EXTRAIT DU TEXTE
Donnez des ordres pour que
les travaux de Perrache à Lyon soient triplés sur-le-champ. Ces travaux sont de
nature à y mettre autant de monde qu'on veut. Il me semble que la plus grande
partie consiste dans des digues et à combler.
Mon intention est qu'au
10 mai 3,000 personnes y soient employées. Je n'admettrai d'excuse qu'autant
qu'il ne se sera pas présenté ce nombre de personnes. Réunissez la députation
de Lyon, voyez les mesures qu'on pourrait prendre pour les ouvriers et pour
leur fournir à tous de l'ouvrage.
Faites la même chose à
Rouen. Ouvrez des ateliers. Je désire qu'il y ait 2 à 3,000 ouvriers
d'employés, indépendamment du pont.
Pour Paris, ordonnez
qu'on multiplie les ateliers au canal Saisnt-Maur. On peut y employer 2 à 3,000
personnes d'ici à peu de jours. Enfin prenez des mesures pour que, sous aucun
prétexte que ce soit, la police ne trouve aucun ouvrier qu'elle ne puisse
envoyer à un atelier. Instruisez de tout cela le préfet de police.
Il est possible que les
hôpitaux, les hospices et les dépôts de modicité aient besoin de lits et
autres meubles; si cela était, ce serait le cas d'en faire la commande.
Saint-Cloud, 8 mai 1811
Au comte Mollien,
ministre du trésor public, à Paris
Monsieur le Comte
Mollien, je vous avais envoyé un mémoire du prince d'Eckmühl sur le service de
l'armée d'Allemagne. J'attends un rapport de vous. Je vous envoie un projet de
décret dont je désire que vous me remettiez la rédaction. Ce projet fait
rentrer au bout des six premiers mois les recettes et les dépenses des trois
nouveaux départements du nord dans le budget de l'État. Si vous le préférez,
ces fonds pourraient rester indépendants et se consommer au trésor comme fonds
spéciaux; mais peut-être y a-t-il plus de règle lorsque tout rentre au trésor
en recette et en dépense. Il parait que pour les six premiers mois de 1811 les
250,000 francs par mois et les 100,000 francs pour Danzig seront suffisants;
mais il est probable que pour les six derniers mois il faudra des sommes plus
considérables.

TRAVAIL DEMANDÉ
A. Selon l'extrait de correspondance, combien de personnes doivent être employées aux travaux de Perrache au 10 mai ?
B. Rédigez la suite de l'extrait de correspondance en reprenant après sa dernière phrase.

Données de prédiction des cadres de délimitation
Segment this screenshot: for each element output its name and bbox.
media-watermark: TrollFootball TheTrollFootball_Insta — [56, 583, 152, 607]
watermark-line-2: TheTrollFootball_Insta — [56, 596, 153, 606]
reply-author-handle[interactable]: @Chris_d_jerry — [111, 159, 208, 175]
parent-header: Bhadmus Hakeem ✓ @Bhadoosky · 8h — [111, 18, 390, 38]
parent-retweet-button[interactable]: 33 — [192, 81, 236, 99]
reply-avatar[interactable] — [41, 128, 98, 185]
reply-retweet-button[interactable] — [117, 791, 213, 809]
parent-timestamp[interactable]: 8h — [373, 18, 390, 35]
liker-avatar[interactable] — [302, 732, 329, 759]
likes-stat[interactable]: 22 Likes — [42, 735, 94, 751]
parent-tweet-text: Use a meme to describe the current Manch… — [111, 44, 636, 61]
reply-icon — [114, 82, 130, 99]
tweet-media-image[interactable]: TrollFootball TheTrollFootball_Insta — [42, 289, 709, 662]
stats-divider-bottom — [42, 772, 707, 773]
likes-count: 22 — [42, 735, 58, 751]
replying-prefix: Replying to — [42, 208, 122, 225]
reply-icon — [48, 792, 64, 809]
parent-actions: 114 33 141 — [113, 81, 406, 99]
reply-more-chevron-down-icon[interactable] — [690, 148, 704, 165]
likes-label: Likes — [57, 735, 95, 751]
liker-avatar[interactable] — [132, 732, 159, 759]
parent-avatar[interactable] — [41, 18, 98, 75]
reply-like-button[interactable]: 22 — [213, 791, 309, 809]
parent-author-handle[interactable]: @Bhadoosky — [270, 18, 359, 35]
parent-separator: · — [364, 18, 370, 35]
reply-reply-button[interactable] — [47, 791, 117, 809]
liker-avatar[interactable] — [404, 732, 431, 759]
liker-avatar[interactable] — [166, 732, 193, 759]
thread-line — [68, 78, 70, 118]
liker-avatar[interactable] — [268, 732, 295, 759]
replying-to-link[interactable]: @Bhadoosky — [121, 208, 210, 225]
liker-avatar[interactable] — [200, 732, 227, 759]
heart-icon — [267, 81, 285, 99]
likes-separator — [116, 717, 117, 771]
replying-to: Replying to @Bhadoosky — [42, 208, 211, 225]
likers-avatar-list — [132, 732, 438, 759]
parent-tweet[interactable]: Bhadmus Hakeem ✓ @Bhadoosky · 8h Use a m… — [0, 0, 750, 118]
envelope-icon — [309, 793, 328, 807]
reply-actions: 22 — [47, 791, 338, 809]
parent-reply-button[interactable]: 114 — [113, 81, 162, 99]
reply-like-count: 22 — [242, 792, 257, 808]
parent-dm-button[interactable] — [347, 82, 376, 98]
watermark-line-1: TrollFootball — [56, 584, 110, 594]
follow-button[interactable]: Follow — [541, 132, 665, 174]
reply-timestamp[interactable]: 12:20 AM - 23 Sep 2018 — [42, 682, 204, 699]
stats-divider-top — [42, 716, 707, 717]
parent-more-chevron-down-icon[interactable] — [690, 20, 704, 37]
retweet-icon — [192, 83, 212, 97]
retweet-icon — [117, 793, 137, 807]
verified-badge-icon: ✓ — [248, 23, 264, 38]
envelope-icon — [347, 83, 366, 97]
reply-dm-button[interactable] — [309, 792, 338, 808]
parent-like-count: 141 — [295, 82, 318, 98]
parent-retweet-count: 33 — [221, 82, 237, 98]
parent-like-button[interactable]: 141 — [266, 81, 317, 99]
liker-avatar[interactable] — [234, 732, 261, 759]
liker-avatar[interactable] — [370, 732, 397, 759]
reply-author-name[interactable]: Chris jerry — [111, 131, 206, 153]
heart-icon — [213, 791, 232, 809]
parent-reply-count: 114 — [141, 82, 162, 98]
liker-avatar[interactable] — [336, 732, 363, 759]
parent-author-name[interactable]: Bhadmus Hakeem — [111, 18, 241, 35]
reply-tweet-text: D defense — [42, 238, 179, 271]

VOS RÉPONSES
A. 3 000 personnes.

B.
Saint-Cloud, 8 mai 1811
Au général Duroc, duc
de Frioul, grand-maréchal du palais, à Paris
Je vous ai écrit pour
que vous fassiez travailler pour mon Garde-Meuble les ouvriers du faubourg
Saint-Antoine, pour que vous fassiez accélérer les démolitions du Louvre et de
Versailles, enfin pour occuper le plus grand nombre d’ouvriers de toute espèce
à des travaux utiles à ma maison pendant les mois de mai et de juin. Je vous
écris comme au commandant de ma Garde. La Garde doit avoir un accroissement de
caissons ; elle doit avoir besoin de harnais, etc. Voyez le général Sorbier et
les autres commandants de ma Garde pour que pendant ces deux mois ils fassent
travailler les ouvriers aux fournitures dont ils ont besoin. La Garde n'a pas
le nombre de lits nécessaire. Ces lits se font, je crois, dans les faubourgs
Saint-Antoine et Saint-Marceau. On pourrait commander aux ouvriers de ces
faubourgs un certain nombre de lits, livrables à la fin de mai et de juin, afin
d'être sûr qu'on emploie dès ce moment une grande quantité d'ouvriers.
Saint-Cloud, 8 mai 1811
A Elisa Napoléon,
Grande-Duchesse de Tosacane, à Florence
Ma Sœur, j'ai appris
avec peine la mort de votre fils. Je prends une part sincère à toute la douleur
que vous cause ce malheureux événement.
Saint-Cloud, 10 mai
1811
Au comte Montalivet,
ministre de l’intérieur, à Paris
Je vois dans le Journal
de Paris des folies du préfet de Strasbourg pour la vaccination. Cette manière
de conduire les citoyens n'est pas conforme à mes intentions. Il faut les
éclairer, mais non pas prendre des moyens de cette violence.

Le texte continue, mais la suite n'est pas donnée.